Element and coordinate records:
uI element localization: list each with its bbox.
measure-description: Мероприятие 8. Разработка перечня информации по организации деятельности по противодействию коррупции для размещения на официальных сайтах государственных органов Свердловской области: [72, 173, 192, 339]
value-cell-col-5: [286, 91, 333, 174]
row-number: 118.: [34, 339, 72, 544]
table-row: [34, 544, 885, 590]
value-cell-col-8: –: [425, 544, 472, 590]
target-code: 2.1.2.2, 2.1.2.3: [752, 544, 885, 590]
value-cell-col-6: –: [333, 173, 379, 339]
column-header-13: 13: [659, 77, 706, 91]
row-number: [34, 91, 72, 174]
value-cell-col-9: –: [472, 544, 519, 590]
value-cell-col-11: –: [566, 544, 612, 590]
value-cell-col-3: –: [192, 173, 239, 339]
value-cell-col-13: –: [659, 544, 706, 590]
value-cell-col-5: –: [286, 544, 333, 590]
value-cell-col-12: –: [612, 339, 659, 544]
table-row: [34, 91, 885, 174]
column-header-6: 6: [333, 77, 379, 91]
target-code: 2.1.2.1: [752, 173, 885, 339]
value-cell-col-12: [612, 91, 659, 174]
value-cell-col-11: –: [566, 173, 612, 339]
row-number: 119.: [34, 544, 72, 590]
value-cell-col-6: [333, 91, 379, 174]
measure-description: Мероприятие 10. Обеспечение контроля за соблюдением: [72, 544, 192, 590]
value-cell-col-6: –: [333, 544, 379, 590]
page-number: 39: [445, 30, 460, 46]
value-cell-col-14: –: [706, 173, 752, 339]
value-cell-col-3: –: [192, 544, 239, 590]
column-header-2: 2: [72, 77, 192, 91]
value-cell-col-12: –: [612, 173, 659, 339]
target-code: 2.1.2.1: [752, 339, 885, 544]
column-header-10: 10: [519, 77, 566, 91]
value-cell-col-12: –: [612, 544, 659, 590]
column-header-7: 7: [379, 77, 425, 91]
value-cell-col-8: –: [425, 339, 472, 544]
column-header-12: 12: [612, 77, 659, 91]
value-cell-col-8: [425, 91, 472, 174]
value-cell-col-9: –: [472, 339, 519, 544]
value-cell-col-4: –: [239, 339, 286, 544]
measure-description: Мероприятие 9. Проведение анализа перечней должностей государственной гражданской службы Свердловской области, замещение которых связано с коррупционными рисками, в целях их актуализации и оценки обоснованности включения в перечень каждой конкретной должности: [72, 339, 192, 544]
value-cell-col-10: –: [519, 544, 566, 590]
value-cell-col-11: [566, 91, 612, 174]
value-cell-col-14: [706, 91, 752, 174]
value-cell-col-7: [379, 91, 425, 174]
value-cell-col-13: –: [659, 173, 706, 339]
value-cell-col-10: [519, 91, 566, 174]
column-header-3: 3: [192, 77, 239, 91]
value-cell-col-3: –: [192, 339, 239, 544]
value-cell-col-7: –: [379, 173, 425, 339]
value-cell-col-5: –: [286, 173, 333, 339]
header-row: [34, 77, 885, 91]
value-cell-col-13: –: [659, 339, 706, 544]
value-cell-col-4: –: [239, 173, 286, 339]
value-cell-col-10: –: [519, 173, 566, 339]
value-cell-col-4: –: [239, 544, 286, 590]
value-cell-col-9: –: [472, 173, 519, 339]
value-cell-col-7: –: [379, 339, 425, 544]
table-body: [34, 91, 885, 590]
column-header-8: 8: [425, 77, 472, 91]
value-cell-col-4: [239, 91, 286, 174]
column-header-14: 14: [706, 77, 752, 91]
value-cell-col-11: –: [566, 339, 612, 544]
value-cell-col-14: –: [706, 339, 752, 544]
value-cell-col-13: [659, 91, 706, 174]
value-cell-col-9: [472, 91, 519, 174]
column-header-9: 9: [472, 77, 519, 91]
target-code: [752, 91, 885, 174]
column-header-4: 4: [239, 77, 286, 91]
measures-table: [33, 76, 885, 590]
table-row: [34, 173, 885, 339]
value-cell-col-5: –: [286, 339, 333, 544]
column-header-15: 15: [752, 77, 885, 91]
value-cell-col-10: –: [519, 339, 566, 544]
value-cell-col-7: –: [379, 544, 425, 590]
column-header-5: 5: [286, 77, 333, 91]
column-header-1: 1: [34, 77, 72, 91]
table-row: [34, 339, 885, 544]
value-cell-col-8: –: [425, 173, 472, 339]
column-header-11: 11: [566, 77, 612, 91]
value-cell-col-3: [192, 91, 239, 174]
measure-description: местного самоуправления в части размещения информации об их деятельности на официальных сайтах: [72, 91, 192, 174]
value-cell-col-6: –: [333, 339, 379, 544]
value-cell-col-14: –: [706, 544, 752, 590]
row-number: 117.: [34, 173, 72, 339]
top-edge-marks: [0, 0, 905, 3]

■ **What to do**: Convert every line of the items above into a JSON list of strings, one string per line, and leave out any blank lines.

■ **The response**:
[
  "uI element localization: list each with its bbox.",
  "measure-description: Мероприятие 8. Разработка перечня информации по организации деятельности по противодействию коррупции для размещения на официальных сайтах государственных органов Свердловской области: [72, 173, 192, 339]",
  "value-cell-col-5: [286, 91, 333, 174]",
  "row-number: 118.: [34, 339, 72, 544]",
  "table-row: [34, 544, 885, 590]",
  "value-cell-col-8: –: [425, 544, 472, 590]",
  "target-code: 2.1.2.2, 2.1.2.3: [752, 544, 885, 590]",
  "value-cell-col-6: –: [333, 173, 379, 339]",
  "column-header-13: 13: [659, 77, 706, 91]",
  "row-number: [34, 91, 72, 174]",
  "value-cell-col-9: –: [472, 544, 519, 590]",
  "value-cell-col-11: –: [566, 544, 612, 590]",
  "value-cell-col-3: –: [192, 173, 239, 339]",
  "value-cell-col-13: –: [659, 544, 706, 590]",
  "value-cell-col-5: –: [286, 544, 333, 590]",
  "value-cell-col-12: –: [612, 339, 659, 544]",
  "table-row: [34, 91, 885, 174]",
  "column-header-6: 6: [333, 77, 379, 91]",
  "target-code: 2.1.2.1: [752, 173, 885, 339]",
  "value-cell-col-12: [612, 91, 659, 174]",
  "value-cell-col-11: –: [566, 173, 612, 339]",
  "row-number: 119.: [34, 544, 72, 590]",
  "value-cell-col-6: [333, 91, 379, 174]",
  "measure-description: Мероприятие 10. Обеспечение контроля за соблюдением: [72, 544, 192, 590]",
  "value-cell-col-6: –: [333, 544, 379, 590]",
  "page-number: 39: [445, 30, 460, 46]",
  "value-cell-col-14: –: [706, 173, 752, 339]",
  "value-cell-col-3: –: [192, 544, 239, 590]",
  "column-header-2: 2: [72, 77, 192, 91]",
  "value-cell-col-12: –: [612, 173, 659, 339]",
  "target-code: 2.1.2.1: [752, 339, 885, 544]",
  "column-header-10: 10: [519, 77, 566, 91]",
  "value-cell-col-12: –: [612, 544, 659, 590]",
  "column-header-7: 7: [379, 77, 425, 91]",
  "value-cell-col-8: –: [425, 339, 472, 544]",
  "column-header-12: 12: [612, 77, 659, 91]",
  "value-cell-col-8: [425, 91, 472, 174]",
  "value-cell-col-9: –: [472, 339, 519, 544]",
  "value-cell-col-4: –: [239, 339, 286, 544]",
  "measure-description: Мероприятие 9. Проведение анализа перечней должностей государственной гражданской службы Свердловской области, замещение которых связано с коррупционными рисками, в целях их актуализации и оценки обоснованности включения в перечень каждой конкретной должности: [72, 339, 192, 544]",
  "value-cell-col-10: –: [519, 544, 566, 590]",
  "value-cell-col-11: [566, 91, 612, 174]",
  "value-cell-col-14: [706, 91, 752, 174]",
  "value-cell-col-7: [379, 91, 425, 174]",
  "value-cell-col-13: –: [659, 173, 706, 339]",
  "value-cell-col-10: [519, 91, 566, 174]",
  "column-header-3: 3: [192, 77, 239, 91]",
  "value-cell-col-3: –: [192, 339, 239, 544]",
  "value-cell-col-7: –: [379, 173, 425, 339]",
  "value-cell-col-5: –: [286, 173, 333, 339]",
  "header-row: [34, 77, 885, 91]",
  "value-cell-col-13: –: [659, 339, 706, 544]",
  "value-cell-col-4: –: [239, 173, 286, 339]",
  "value-cell-col-10: –: [519, 173, 566, 339]",
  "value-cell-col-4: –: [239, 544, 286, 590]",
  "value-cell-col-9: –: [472, 173, 519, 339]",
  "value-cell-col-7: –: [379, 339, 425, 544]",
  "table-body: [34, 91, 885, 590]",
  "column-header-8: 8: [425, 77, 472, 91]",
  "value-cell-col-4: [239, 91, 286, 174]",
  "column-header-14: 14: [706, 77, 752, 91]",
  "value-cell-col-11: –: [566, 339, 612, 544]",
  "value-cell-col-14: –: [706, 339, 752, 544]",
  "value-cell-col-13: [659, 91, 706, 174]",
  "value-cell-col-9: [472, 91, 519, 174]",
  "column-header-9: 9: [472, 77, 519, 91]",
  "target-code: [752, 91, 885, 174]",
  "column-header-4: 4: [239, 77, 286, 91]",
  "measures-table: [33, 76, 885, 590]",
  "table-row: [34, 173, 885, 339]",
  "value-cell-col-5: –: [286, 339, 333, 544]",
  "column-header-15: 15: [752, 77, 885, 91]",
  "value-cell-col-10: –: [519, 339, 566, 544]",
  "value-cell-col-7: –: [379, 544, 425, 590]",
  "column-header-5: 5: [286, 77, 333, 91]",
  "column-header-1: 1: [34, 77, 72, 91]",
  "table-row: [34, 339, 885, 544]",
  "value-cell-col-8: –: [425, 173, 472, 339]",
  "column-header-11: 11: [566, 77, 612, 91]",
  "value-cell-col-3: [192, 91, 239, 174]",
  "measure-description: местного самоуправления в части размещения информации об их деятельности на официальных сайтах: [72, 91, 192, 174]",
  "value-cell-col-6: –: [333, 339, 379, 544]",
  "value-cell-col-14: –: [706, 544, 752, 590]",
  "row-number: 117.: [34, 173, 72, 339]",
  "top-edge-marks: [0, 0, 905, 3]"
]